▶ **RECORDS SHOWN**
***
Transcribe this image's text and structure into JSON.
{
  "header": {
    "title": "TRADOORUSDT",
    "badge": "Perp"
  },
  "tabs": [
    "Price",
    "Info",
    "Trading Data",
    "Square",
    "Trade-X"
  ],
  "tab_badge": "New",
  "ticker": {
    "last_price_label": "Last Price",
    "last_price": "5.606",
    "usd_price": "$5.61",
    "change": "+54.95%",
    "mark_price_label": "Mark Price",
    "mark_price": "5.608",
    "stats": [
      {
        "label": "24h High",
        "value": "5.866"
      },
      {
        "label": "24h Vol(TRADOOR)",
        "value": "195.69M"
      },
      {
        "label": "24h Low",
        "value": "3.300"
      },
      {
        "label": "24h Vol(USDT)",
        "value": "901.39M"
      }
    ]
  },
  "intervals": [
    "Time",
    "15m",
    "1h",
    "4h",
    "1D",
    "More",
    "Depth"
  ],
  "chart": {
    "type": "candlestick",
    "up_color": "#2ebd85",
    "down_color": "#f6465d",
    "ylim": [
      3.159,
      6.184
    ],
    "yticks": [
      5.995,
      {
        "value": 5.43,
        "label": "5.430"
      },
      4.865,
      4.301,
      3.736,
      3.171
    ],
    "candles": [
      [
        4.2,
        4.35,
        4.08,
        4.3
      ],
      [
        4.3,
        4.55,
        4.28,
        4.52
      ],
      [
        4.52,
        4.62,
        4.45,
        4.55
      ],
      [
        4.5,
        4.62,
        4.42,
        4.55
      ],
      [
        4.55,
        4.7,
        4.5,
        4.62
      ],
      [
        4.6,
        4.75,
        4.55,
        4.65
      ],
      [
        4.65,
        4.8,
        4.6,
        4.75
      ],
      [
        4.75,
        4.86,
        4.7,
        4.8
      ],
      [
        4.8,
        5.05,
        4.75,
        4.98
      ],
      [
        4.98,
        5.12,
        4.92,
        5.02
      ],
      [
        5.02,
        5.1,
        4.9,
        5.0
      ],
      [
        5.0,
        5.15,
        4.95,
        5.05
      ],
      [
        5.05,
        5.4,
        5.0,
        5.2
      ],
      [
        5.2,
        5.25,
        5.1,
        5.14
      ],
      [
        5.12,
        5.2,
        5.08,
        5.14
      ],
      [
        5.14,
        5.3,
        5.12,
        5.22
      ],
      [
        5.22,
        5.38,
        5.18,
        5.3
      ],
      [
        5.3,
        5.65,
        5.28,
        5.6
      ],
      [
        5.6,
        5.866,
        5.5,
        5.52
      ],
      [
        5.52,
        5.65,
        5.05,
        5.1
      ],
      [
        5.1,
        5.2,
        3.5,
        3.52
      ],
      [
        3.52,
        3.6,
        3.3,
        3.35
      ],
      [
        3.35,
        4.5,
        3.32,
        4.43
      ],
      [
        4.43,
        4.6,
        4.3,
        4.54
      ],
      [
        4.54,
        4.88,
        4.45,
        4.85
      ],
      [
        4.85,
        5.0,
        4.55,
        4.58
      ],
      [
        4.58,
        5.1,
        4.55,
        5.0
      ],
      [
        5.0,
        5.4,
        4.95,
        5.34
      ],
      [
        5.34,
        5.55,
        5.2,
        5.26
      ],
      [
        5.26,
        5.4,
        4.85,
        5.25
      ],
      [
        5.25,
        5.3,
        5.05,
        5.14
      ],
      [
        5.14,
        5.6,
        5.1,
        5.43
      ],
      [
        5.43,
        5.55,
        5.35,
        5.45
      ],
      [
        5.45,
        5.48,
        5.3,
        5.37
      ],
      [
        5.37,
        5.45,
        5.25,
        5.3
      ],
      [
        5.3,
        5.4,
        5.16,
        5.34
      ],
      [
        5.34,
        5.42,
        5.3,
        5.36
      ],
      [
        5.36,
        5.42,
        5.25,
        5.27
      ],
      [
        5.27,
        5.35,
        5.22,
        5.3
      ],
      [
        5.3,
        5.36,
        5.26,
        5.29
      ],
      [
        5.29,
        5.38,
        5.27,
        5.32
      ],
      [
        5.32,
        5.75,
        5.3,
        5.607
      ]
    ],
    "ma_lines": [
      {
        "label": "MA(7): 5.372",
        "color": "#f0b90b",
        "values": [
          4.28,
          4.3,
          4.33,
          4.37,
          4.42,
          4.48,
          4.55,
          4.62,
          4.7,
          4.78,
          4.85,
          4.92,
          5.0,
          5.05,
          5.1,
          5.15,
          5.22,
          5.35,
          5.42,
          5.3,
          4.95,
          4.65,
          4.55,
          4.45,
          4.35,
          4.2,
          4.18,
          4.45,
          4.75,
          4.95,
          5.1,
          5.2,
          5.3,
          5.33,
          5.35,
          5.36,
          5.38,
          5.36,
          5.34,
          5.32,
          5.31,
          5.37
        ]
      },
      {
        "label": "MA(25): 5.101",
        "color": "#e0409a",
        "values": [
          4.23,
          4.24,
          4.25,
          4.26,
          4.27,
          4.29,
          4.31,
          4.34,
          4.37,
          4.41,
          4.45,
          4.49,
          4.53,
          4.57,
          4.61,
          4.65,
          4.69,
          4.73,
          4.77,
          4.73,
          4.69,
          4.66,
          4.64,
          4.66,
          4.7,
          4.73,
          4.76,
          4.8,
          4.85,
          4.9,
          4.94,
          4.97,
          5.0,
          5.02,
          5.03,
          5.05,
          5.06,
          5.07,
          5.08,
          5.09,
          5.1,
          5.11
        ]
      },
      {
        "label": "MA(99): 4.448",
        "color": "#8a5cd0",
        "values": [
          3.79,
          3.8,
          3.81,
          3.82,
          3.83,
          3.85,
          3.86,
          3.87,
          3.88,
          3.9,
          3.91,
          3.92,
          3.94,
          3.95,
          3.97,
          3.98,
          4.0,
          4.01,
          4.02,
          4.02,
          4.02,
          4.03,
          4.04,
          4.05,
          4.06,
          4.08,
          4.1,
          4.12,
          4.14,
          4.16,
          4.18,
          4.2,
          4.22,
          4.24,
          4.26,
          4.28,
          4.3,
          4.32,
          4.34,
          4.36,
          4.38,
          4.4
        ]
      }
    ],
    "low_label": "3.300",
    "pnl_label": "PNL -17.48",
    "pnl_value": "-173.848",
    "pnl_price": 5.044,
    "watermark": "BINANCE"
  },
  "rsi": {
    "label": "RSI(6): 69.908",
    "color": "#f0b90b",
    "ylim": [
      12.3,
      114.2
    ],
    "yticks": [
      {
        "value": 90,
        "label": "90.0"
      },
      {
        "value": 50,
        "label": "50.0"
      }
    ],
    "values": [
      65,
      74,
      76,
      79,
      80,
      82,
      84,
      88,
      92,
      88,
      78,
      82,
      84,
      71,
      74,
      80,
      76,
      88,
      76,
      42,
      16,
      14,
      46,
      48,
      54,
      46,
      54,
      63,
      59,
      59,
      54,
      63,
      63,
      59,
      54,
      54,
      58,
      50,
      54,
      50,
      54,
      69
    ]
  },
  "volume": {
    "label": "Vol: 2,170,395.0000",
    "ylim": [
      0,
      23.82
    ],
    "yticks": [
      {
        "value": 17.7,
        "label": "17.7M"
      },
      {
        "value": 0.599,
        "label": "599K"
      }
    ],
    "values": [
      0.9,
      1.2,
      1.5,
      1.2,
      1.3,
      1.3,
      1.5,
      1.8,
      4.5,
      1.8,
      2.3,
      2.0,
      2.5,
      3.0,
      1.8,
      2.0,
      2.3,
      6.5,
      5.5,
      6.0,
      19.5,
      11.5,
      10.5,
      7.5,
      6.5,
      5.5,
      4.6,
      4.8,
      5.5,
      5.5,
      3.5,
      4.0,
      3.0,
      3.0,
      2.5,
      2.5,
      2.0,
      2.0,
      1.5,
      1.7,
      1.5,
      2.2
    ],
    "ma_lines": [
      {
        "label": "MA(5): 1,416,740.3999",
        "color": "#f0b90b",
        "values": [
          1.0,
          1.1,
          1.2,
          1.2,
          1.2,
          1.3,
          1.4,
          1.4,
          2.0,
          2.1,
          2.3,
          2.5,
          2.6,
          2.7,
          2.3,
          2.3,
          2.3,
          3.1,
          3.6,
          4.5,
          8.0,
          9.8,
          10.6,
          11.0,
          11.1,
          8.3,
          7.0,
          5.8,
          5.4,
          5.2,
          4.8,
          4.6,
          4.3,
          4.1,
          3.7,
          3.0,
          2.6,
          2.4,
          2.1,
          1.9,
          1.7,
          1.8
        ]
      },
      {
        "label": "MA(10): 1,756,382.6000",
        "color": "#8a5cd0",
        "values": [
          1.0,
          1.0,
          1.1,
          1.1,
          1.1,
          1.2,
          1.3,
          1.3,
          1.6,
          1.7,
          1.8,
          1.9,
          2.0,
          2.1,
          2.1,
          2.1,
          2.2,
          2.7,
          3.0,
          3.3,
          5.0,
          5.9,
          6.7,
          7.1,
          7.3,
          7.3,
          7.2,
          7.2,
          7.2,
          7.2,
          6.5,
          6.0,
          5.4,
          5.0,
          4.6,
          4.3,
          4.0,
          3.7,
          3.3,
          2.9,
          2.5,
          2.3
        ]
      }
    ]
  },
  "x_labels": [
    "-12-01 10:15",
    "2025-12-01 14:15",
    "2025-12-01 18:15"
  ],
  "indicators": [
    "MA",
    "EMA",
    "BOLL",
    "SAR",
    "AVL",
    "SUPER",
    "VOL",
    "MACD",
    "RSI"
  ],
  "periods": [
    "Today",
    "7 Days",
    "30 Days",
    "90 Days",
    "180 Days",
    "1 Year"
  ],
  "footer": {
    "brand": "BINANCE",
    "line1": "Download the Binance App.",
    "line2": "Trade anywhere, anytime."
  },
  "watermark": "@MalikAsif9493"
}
***
▶ **GIVEN REQUEST**
Extract all lines that hold the word "Trade".

▶ **WRITTEN RESPONSE**
    "Trade-X"
    "line2": "Trade anywhere, anytime."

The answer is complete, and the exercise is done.